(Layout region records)

++++

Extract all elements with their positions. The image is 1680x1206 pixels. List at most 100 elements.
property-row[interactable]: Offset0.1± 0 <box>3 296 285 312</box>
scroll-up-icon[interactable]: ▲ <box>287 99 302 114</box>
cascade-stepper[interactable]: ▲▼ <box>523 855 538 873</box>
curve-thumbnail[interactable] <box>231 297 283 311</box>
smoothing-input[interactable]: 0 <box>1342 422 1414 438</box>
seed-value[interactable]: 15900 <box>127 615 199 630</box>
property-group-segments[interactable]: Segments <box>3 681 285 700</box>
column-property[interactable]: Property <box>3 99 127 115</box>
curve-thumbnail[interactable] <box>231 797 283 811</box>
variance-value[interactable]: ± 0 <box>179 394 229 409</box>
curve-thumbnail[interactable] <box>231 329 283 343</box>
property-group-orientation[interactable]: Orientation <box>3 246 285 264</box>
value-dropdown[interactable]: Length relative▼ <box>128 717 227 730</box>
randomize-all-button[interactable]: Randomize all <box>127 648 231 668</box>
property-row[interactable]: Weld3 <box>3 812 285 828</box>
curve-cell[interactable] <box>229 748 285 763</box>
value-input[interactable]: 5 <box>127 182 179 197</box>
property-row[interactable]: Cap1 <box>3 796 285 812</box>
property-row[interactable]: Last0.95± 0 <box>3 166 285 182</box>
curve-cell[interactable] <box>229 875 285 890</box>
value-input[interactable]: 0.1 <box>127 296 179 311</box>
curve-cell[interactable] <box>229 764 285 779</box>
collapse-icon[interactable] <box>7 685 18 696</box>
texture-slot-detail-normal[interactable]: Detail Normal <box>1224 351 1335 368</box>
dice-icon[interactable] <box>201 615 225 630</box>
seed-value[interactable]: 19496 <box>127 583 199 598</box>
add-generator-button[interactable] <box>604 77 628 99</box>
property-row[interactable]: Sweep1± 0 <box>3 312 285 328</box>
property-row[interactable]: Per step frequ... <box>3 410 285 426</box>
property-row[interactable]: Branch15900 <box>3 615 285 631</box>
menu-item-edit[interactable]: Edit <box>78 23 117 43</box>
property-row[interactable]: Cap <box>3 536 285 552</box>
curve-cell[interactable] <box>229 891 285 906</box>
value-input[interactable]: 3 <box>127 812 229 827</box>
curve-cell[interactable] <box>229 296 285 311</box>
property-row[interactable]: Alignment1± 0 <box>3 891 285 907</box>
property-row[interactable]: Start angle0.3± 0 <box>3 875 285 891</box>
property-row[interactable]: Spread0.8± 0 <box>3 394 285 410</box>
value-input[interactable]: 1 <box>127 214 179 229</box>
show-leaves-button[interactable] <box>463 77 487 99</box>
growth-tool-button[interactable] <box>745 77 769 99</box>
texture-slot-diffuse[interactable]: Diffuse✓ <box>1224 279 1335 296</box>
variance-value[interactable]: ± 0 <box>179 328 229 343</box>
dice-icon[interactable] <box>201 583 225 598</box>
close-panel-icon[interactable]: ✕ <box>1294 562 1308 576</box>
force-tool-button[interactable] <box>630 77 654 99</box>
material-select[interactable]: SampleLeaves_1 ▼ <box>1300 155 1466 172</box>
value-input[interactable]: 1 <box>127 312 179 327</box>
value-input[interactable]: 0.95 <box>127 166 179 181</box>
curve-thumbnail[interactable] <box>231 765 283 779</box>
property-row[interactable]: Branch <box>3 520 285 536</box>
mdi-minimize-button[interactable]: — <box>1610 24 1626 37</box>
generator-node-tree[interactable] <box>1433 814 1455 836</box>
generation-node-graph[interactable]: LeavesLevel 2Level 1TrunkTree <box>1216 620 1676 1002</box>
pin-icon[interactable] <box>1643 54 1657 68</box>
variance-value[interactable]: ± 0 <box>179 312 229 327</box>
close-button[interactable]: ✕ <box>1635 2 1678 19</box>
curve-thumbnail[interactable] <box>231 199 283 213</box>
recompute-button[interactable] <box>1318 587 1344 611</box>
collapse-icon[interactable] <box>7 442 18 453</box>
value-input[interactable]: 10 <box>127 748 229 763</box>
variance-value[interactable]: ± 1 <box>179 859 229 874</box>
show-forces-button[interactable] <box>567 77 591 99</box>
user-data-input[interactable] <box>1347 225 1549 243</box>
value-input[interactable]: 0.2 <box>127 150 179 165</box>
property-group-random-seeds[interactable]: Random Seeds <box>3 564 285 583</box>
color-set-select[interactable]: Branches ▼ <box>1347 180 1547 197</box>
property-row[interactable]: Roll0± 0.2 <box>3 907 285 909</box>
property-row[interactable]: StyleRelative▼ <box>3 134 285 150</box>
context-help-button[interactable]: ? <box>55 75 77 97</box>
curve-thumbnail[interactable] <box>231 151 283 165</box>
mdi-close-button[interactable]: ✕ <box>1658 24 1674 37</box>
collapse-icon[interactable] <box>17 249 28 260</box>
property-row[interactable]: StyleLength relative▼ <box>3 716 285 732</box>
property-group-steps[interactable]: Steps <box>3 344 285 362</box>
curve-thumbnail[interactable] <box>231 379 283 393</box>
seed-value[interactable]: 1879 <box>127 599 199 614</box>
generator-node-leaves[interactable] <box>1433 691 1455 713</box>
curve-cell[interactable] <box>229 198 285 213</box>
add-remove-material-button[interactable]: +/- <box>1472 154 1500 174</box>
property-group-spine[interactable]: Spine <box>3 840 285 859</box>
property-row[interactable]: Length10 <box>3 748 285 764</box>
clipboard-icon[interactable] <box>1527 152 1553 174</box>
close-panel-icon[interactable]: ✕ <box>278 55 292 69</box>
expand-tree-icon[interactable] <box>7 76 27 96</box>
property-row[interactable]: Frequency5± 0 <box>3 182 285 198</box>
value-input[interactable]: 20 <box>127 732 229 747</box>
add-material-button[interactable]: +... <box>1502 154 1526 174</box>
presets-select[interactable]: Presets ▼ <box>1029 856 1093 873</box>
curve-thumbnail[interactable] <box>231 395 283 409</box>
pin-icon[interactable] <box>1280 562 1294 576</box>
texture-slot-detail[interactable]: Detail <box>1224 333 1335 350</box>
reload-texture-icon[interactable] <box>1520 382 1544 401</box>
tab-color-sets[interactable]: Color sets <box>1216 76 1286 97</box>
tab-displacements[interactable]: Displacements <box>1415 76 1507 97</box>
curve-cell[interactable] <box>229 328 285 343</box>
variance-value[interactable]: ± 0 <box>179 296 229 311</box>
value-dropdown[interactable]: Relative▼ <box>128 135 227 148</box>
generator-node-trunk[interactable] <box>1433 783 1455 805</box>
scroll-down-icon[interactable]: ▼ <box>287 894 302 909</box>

++++

Written instruction:
Count the lines above that contain the string "panel", and reply with the number alone.

Answer for this exercise:
2